== Exercise instructions ==
Continue the forum thread about Mini Izzy, starting after its final post.

== Excerpted passage ==
--- begin ---

My pics show something different!!! Some overgrown pest was trying to kiss poor Mini Izzy  but at least Mini Izzy had some sense and told him to sling his hook!!!
Another fine example of the chaperone not doing her job properly - me thinks she might actually have been selling kisses from Mini Izzy so she could buy more Coronas!!!


----------



## mr.alsuwaidi

Hi djinna
Sorry if we ware so harsh with the comment, not because we do not like you. But we care and concern even if we do not know you. Also he responsible and should be blamed. And beside that, we forget something important its (you). No one know how is your life when you was married and after divorce. No one knows how these 8 years pass waiting to find right person. On one will know how you feeling inside. 23 years old what he know about woman, nothing it is like a child has to choose between candy or diamond he has no clue whatever. Woman has more inside than outside. Woman not just how she look its more deep than the surface. It is like the sea we just see surface. And what is deep inside is more important, and that is what makes her so beautiful outside. You need someone can understood what the meaning of woman. You need someone when he look at you he see no one but you. Someone will find your beauty not just beauty of your face or your body. Woman has more beauty than the face or the body. Every woman has beauty in her talk in her walk or when she laughs or when she sits or when she mad or when she sleep or when she awake or when she dress or when she change something in her look. Woman has more beauty more than what she know. But all depend on the man to fund it. As I say before it is like the sea if you (man) think the surface beautiful go deep and will find more than what you thank. And the more love you have for the woman the more will go deep and discover more beauty…. Sorry back to the subject…..you need someone will understand you mentally and physical. Someone you can depend on him not because he is a man but because you will share life together. Nothing to do wit if you are American or not Muslim. Love and feeling has no a boundary. What happen has nothing to do with good or bad person. It’s like driving your car and someone hit you, has nothing to do with your skill. Sometime things happen even for good people. I’m sure you are beautiful woman even if I do not see you.. And you deserves someone will appreciate you. And my point of view this person it not the one.


----------



## mrjamie79

.....woah im crying.


----------



## dizzyizzy

crazymazy1980 said:


> Izzy,
> 
> You may need to give mini izzy some advice I saw quite a damning picture of her kissing a younger man on the weekend and I think she was enjoying it too
> 
> Vuelva a dubai mi corazon


oh that mini izzy is going to rehab and then a nun's convent as soon as i get back to dubai!!!


----------



## Maz25

dizzyizzy said:


> oh that mini izzy is going to rehab and then a nun's convent as soon as i get back to dubai!!!



Rehab??? To purge herself of her addiction to kissing 'younger' men??? I feel sorry for those poor priests!!!! 

I am still defending Mini Izzy's honour though!!! I think she is sweet and innocent and might have been taken advantage of and led astray!!

--- end ---

== Items ==
--- begin ---

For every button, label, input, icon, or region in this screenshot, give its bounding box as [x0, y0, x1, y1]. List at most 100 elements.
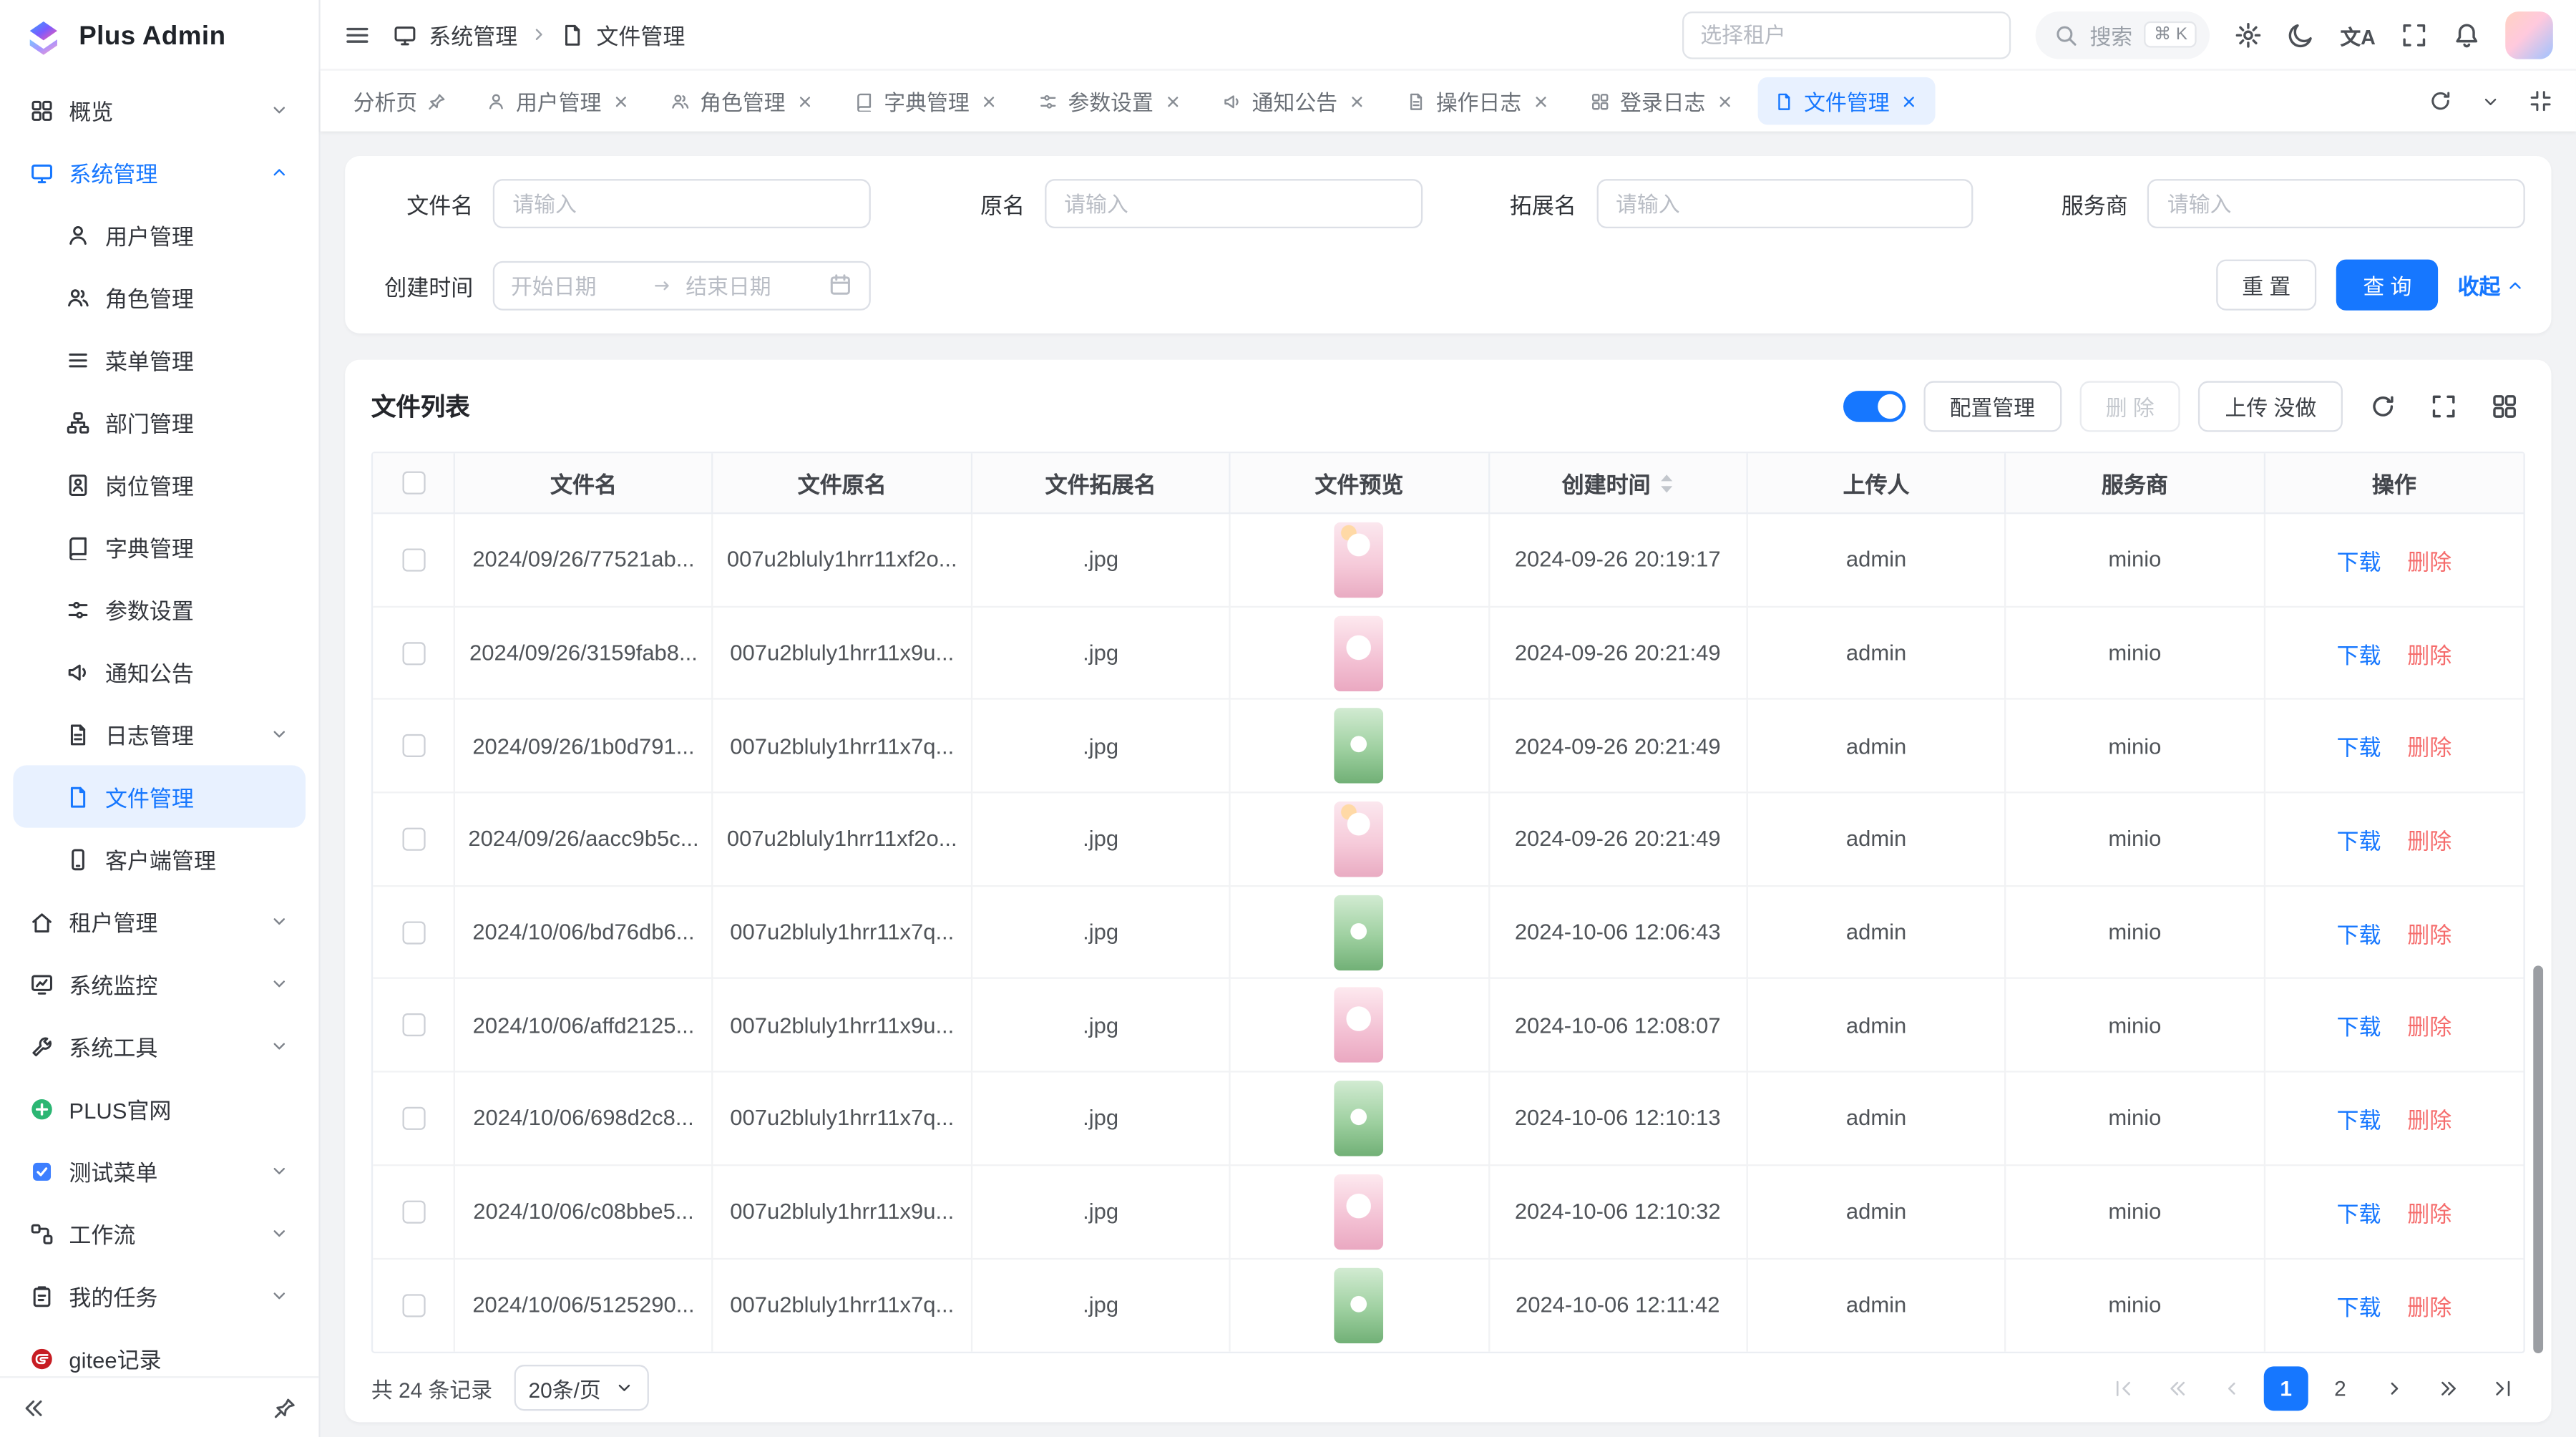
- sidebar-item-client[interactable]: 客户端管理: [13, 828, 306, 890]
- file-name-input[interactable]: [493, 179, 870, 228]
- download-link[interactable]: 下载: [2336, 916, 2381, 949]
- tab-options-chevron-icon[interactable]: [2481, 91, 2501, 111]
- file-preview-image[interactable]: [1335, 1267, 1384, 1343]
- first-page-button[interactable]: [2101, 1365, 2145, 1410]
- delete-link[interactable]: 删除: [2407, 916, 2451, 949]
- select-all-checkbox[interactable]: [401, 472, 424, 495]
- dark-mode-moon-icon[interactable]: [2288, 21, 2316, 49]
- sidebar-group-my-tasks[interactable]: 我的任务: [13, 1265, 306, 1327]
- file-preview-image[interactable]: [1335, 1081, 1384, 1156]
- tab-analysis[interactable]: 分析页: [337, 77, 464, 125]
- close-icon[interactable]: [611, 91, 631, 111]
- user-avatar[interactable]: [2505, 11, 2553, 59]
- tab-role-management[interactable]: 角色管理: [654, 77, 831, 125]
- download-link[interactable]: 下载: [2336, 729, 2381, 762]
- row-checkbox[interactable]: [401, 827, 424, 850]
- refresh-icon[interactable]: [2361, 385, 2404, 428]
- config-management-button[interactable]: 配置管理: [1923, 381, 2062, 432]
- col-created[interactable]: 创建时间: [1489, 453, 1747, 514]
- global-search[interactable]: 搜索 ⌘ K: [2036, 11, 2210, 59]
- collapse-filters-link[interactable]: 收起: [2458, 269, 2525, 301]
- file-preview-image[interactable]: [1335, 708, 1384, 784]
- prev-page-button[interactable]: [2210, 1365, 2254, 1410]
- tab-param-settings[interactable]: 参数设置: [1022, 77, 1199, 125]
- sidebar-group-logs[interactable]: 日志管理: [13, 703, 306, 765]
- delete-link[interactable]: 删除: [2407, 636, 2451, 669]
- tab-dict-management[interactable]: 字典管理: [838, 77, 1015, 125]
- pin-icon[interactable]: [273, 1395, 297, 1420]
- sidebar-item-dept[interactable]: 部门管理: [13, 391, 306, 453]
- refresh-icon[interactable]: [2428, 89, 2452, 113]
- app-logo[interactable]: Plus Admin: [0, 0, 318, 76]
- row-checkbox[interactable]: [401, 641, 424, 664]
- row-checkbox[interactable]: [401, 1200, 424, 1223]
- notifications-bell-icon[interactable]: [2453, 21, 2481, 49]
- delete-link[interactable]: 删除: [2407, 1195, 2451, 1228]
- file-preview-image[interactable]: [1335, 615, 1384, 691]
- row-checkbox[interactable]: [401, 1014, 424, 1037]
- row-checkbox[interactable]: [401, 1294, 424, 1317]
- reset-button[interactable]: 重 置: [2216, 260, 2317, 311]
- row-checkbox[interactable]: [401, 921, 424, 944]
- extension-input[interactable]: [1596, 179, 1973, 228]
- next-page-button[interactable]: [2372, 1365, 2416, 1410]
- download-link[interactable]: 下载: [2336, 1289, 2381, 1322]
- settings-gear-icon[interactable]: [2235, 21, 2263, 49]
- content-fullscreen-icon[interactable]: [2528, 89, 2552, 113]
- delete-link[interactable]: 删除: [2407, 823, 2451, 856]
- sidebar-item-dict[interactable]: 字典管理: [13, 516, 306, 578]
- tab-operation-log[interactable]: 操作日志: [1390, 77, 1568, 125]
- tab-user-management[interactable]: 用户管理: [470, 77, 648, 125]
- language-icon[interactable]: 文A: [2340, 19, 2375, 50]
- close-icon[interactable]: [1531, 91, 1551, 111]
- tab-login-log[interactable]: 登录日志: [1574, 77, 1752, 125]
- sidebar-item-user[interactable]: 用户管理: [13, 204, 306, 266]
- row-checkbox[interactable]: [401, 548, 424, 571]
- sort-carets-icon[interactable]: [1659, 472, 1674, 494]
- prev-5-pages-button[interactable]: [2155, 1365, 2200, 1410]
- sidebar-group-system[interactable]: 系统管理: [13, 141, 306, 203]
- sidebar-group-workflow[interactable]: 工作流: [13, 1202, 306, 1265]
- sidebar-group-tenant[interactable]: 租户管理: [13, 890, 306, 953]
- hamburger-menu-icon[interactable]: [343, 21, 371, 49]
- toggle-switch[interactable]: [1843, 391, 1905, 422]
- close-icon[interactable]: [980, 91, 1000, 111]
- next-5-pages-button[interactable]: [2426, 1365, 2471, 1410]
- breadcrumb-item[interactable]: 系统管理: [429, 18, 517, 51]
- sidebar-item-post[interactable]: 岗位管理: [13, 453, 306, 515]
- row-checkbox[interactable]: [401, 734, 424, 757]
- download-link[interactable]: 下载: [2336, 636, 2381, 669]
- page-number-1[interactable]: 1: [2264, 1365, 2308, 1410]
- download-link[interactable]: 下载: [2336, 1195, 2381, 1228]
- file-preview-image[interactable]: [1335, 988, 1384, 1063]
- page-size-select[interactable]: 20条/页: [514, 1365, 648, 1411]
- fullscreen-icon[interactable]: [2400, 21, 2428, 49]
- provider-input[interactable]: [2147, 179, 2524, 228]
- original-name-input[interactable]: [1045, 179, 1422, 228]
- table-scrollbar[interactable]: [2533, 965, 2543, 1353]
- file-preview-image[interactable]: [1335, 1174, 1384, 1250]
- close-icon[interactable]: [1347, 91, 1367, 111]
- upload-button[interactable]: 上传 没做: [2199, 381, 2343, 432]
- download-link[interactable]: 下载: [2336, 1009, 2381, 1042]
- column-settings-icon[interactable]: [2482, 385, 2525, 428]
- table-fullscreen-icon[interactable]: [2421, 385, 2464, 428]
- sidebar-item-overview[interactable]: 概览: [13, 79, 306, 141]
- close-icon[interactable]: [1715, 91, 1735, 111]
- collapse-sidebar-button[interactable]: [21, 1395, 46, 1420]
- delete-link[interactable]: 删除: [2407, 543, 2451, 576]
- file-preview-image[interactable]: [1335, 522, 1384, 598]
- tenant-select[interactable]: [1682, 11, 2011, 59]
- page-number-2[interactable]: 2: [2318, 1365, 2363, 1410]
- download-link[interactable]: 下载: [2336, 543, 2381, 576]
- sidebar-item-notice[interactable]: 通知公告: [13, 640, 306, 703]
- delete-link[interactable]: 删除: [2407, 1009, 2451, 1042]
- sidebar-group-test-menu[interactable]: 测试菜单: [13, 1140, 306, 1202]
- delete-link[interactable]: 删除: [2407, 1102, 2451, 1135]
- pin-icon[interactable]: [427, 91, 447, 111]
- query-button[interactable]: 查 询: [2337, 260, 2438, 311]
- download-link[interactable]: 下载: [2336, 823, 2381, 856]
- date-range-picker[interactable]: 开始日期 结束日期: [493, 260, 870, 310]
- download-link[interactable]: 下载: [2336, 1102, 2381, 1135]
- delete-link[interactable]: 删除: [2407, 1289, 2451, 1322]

--- end ---
--- begin ---

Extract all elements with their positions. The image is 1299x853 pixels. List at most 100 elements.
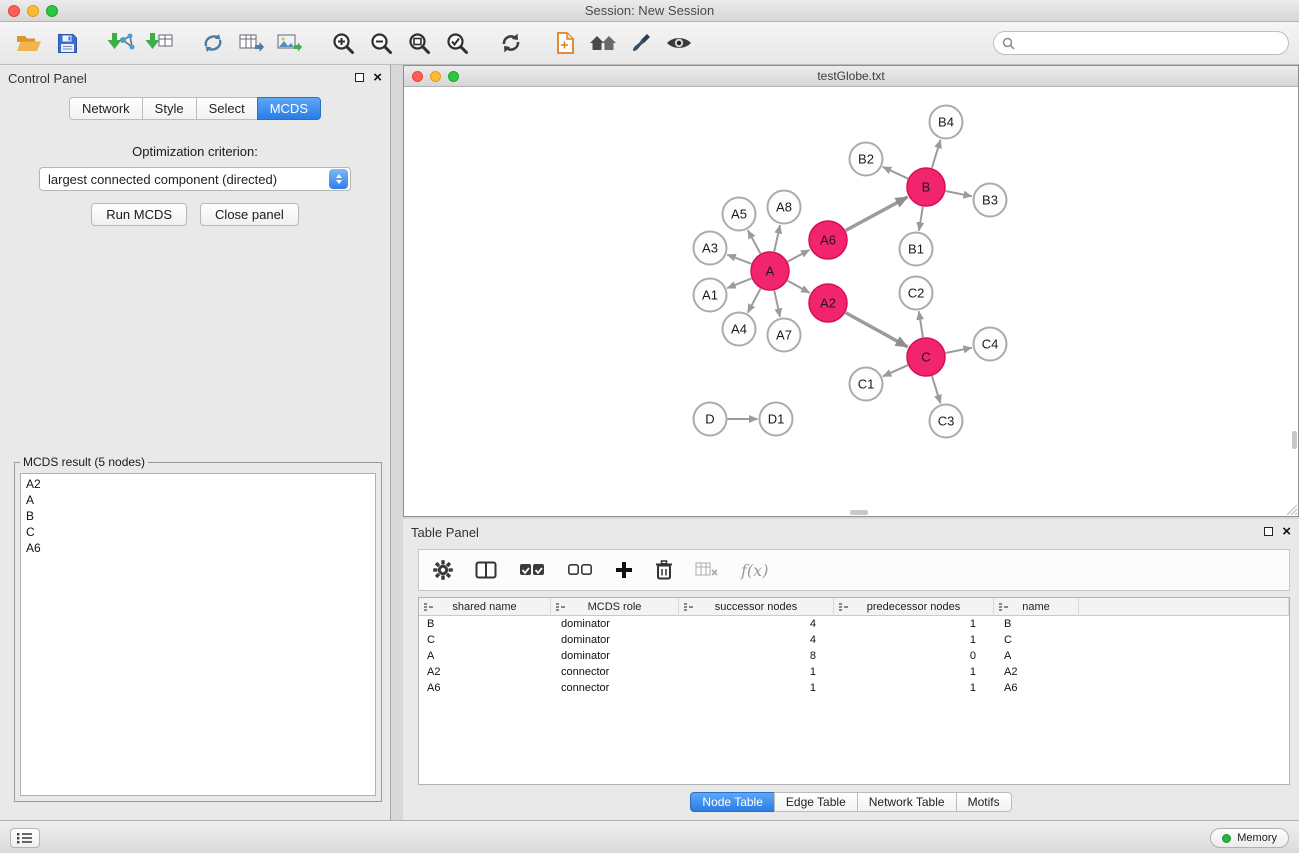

--- end ---
--- begin ---

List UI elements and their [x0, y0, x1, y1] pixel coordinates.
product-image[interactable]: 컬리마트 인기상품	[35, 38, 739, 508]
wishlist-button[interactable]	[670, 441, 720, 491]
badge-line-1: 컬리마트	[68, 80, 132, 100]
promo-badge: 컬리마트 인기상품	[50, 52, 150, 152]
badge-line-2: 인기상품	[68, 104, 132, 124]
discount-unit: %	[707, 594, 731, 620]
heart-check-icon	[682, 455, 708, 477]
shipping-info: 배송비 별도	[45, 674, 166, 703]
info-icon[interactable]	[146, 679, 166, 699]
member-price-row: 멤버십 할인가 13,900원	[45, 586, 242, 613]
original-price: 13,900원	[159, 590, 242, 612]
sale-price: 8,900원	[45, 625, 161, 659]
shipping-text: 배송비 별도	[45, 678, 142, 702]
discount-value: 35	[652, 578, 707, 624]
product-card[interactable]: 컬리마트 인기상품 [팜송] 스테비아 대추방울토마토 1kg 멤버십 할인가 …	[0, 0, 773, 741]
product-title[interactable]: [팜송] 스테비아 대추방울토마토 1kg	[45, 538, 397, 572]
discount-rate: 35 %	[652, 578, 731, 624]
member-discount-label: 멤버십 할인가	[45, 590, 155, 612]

--- end ---

== Reply ==
----------



## dizzyizzy

Maz25 said:


> Rehab??? To purge herself of her addiction to kissing 'younger' men??? I feel sorry for those poor priests!!!!
> 
> I am still defending Mini Izzy's honour though!!! I think she is sweet and innocent and might have been taken advantage of and led astray!!


yup, rehab, then convent.

i reckon im just jealous cos lil izzy is having more fun than I am!!! spoiled little brat...


----------



## ahmad_quran

It is against the law anywhere. Still, in Hotels, it goes fine, same also in apartments, villas..etc unless u r reported by someone, then u r in trouble!!! If the woman gets pregnant and she is not married, then she is in deeeeeeeeeeeeeeeeep trouble and shall leave the country before she give birth or authorities know!!!


----------



## Djinna

*Ha!*



crazymazy1980 said:


> Izzy,
> 
> You may need to give mini izzy some advice I saw quite a damning picture of her kissing a younger man on the weekend and I think she was enjoying it too
> 
> Vuelva a dubai mi corazon


Uh oh, Izzy just got busted! I guess I don't feel so bad! Seriously, thanks to everyone, including you, Crazymazy, for some levity... I can't say I am ready to take the next step - it is harder than I thought - but I at least have my eyes open (and he knows it, too - he called me this morning and, when I said something, he said," no, honey, I have lots of friends in the police department, don't worry..." - we have already addressed that in this forum! How about, just not breaking the law and being friends... hmmm!).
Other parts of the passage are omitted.